▶ TASK TO COMPLETE
The data below should be restated word for word, with every picture omitted.

___ DATA LISTING ___

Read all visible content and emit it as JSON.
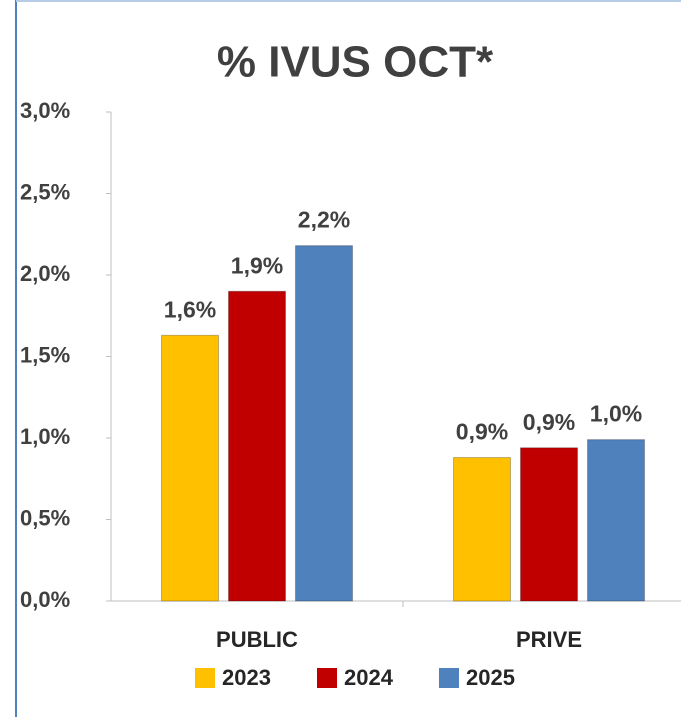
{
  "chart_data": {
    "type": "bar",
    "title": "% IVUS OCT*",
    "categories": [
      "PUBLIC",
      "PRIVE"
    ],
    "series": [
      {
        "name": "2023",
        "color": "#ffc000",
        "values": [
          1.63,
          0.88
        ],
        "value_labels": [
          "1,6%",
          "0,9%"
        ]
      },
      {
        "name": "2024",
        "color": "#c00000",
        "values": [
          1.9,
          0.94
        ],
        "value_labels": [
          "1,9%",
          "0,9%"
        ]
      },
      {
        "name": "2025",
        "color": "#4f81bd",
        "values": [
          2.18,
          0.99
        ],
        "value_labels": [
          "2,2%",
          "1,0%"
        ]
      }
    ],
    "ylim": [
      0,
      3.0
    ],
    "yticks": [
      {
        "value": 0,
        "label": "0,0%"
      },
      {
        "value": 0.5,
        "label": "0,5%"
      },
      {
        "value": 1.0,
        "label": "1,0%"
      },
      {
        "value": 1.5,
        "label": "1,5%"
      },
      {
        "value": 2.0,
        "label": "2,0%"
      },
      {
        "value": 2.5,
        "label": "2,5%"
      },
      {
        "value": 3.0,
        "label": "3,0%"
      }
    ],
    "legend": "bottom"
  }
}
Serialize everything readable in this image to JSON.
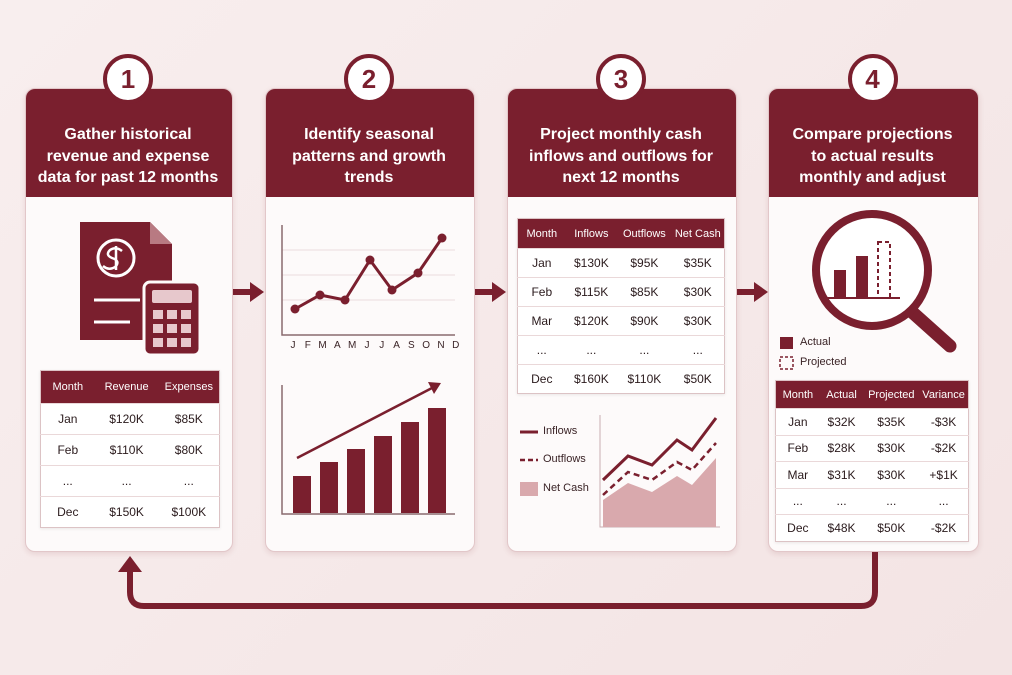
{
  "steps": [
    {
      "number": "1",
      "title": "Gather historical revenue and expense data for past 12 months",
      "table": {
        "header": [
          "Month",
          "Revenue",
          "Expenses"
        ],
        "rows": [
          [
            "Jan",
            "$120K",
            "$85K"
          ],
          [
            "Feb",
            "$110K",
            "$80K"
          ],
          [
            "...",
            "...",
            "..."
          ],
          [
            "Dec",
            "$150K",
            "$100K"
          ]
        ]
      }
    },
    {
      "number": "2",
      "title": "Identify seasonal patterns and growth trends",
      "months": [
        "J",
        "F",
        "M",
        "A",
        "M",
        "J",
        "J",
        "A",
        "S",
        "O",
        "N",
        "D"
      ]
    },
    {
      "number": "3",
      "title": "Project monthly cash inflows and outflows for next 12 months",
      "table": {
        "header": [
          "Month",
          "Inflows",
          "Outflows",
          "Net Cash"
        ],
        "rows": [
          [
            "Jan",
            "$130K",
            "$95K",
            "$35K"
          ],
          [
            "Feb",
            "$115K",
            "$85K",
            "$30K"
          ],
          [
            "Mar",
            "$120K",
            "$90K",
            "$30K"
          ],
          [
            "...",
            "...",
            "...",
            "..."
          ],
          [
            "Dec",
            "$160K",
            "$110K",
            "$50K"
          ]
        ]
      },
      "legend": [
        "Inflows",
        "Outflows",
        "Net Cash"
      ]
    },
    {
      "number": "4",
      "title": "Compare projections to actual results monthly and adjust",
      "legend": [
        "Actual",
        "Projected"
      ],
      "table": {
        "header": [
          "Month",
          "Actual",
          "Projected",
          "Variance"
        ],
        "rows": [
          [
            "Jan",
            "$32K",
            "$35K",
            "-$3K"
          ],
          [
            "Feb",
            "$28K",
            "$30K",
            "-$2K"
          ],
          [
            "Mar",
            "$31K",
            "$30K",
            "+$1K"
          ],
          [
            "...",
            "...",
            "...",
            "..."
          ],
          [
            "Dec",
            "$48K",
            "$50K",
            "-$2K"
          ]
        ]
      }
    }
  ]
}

___

▶ RESPONSE
Read all visible content and emit it as JSON.
{
  "chart_data": {
    "type": "bar",
    "title": "% IVUS OCT*",
    "categories": [
      "PUBLIC",
      "PRIVE"
    ],
    "series": [
      {
        "name": "2023",
        "color": "#ffc000",
        "values": [
          1.63,
          0.88
        ],
        "value_labels": [
          "1,6%",
          "0,9%"
        ]
      },
      {
        "name": "2024",
        "color": "#c00000",
        "values": [
          1.9,
          0.94
        ],
        "value_labels": [
          "1,9%",
          "0,9%"
        ]
      },
      {
        "name": "2025",
        "color": "#4f81bd",
        "values": [
          2.18,
          0.99
        ],
        "value_labels": [
          "2,2%",
          "1,0%"
        ]
      }
    ],
    "ylim": [
      0,
      3.0
    ],
    "yticks": [
      {
        "value": 0,
        "label": "0,0%"
      },
      {
        "value": 0.5,
        "label": "0,5%"
      },
      {
        "value": 1.0,
        "label": "1,0%"
      },
      {
        "value": 1.5,
        "label": "1,5%"
      },
      {
        "value": 2.0,
        "label": "2,0%"
      },
      {
        "value": 2.5,
        "label": "2,5%"
      },
      {
        "value": 3.0,
        "label": "3,0%"
      }
    ],
    "legend": "bottom"
  }
}
Serialize everything readable in this image to JSON.
{
  "steps": [
    {
      "number": "1",
      "title": "Gather historical revenue and expense data for past 12 months",
      "table": {
        "header": [
          "Month",
          "Revenue",
          "Expenses"
        ],
        "rows": [
          [
            "Jan",
            "$120K",
            "$85K"
          ],
          [
            "Feb",
            "$110K",
            "$80K"
          ],
          [
            "...",
            "...",
            "..."
          ],
          [
            "Dec",
            "$150K",
            "$100K"
          ]
        ]
      }
    },
    {
      "number": "2",
      "title": "Identify seasonal patterns and growth trends",
      "months": [
        "J",
        "F",
        "M",
        "A",
        "M",
        "J",
        "J",
        "A",
        "S",
        "O",
        "N",
        "D"
      ]
    },
    {
      "number": "3",
      "title": "Project monthly cash inflows and outflows for next 12 months",
      "table": {
        "header": [
          "Month",
          "Inflows",
          "Outflows",
          "Net Cash"
        ],
        "rows": [
          [
            "Jan",
            "$130K",
            "$95K",
            "$35K"
          ],
          [
            "Feb",
            "$115K",
            "$85K",
            "$30K"
          ],
          [
            "Mar",
            "$120K",
            "$90K",
            "$30K"
          ],
          [
            "...",
            "...",
            "...",
            "..."
          ],
          [
            "Dec",
            "$160K",
            "$110K",
            "$50K"
          ]
        ]
      },
      "legend": [
        "Inflows",
        "Outflows",
        "Net Cash"
      ]
    },
    {
      "number": "4",
      "title": "Compare projections to actual results monthly and adjust",
      "legend": [
        "Actual",
        "Projected"
      ],
      "table": {
        "header": [
          "Month",
          "Actual",
          "Projected",
          "Variance"
        ],
        "rows": [
          [
            "Jan",
            "$32K",
            "$35K",
            "-$3K"
          ],
          [
            "Feb",
            "$28K",
            "$30K",
            "-$2K"
          ],
          [
            "Mar",
            "$31K",
            "$30K",
            "+$1K"
          ],
          [
            "...",
            "...",
            "...",
            "..."
          ],
          [
            "Dec",
            "$48K",
            "$50K",
            "-$2K"
          ]
        ]
      }
    }
  ]
}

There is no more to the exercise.